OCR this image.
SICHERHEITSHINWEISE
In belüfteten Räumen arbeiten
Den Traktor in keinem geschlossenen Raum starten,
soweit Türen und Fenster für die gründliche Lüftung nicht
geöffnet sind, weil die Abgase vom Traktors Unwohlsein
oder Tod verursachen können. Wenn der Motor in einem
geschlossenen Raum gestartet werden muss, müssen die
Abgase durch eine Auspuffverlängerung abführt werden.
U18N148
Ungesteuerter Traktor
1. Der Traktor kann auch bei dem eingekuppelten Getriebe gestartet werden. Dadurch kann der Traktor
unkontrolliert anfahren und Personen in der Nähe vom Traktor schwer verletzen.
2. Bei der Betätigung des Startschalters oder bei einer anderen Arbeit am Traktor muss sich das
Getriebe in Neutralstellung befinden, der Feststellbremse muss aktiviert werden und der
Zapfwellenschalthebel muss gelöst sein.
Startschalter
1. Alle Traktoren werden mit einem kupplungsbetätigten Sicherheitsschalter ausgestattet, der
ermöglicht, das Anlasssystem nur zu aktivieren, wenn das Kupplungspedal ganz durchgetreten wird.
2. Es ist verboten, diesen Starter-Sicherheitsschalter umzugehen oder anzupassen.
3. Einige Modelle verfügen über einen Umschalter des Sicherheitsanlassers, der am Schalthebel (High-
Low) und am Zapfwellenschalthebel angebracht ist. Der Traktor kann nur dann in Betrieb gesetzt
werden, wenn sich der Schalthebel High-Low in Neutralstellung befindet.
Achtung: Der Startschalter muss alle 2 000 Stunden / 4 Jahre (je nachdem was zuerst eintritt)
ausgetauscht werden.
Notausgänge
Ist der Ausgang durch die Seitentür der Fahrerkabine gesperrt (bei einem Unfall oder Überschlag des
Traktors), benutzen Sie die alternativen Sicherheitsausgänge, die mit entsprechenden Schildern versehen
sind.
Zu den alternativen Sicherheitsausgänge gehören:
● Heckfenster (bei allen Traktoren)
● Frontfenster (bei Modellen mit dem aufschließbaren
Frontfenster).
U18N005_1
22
───
- _REQUEST_: Set down all of the data above, word for word.

- _PROBLEM SOLUTION_:
OCR this image.
SICHERHEITSHINWEISE
In belüfteten Räumen arbeiten
Den Traktor in keinem geschlossenen Raum starten,
soweit Türen und Fenster für die gründliche Lüftung nicht
geöffnet sind, weil die Abgase vom Traktors Unwohlsein
oder Tod verursachen können. Wenn der Motor in einem
geschlossenen Raum gestartet werden muss, müssen die
Abgase durch eine Auspuffverlängerung abführt werden.
U18N148
Ungesteuerter Traktor
1. Der Traktor kann auch bei dem eingekuppelten Getriebe gestartet werden. Dadurch kann der Traktor
unkontrolliert anfahren und Personen in der Nähe vom Traktor schwer verletzen.
2. Bei der Betätigung des Startschalters oder bei einer anderen Arbeit am Traktor muss sich das
Getriebe in Neutralstellung befinden, der Feststellbremse muss aktiviert werden und der
Zapfwellenschalthebel muss gelöst sein.
Startschalter
1. Alle Traktoren werden mit einem kupplungsbetätigten Sicherheitsschalter ausgestattet, der
ermöglicht, das Anlasssystem nur zu aktivieren, wenn das Kupplungspedal ganz durchgetreten wird.
2. Es ist verboten, diesen Starter-Sicherheitsschalter umzugehen oder anzupassen.
3. Einige Modelle verfügen über einen Umschalter des Sicherheitsanlassers, der am Schalthebel (High-
Low) und am Zapfwellenschalthebel angebracht ist. Der Traktor kann nur dann in Betrieb gesetzt
werden, wenn sich der Schalthebel High-Low in Neutralstellung befindet.
Achtung: Der Startschalter muss alle 2 000 Stunden / 4 Jahre (je nachdem was zuerst eintritt)
ausgetauscht werden.
Notausgänge
Ist der Ausgang durch die Seitentür der Fahrerkabine gesperrt (bei einem Unfall oder Überschlag des
Traktors), benutzen Sie die alternativen Sicherheitsausgänge, die mit entsprechenden Schildern versehen
sind.
Zu den alternativen Sicherheitsausgänge gehören:
● Heckfenster (bei allen Traktoren)
● Frontfenster (bei Modellen mit dem aufschließbaren
Frontfenster).
U18N005_1
22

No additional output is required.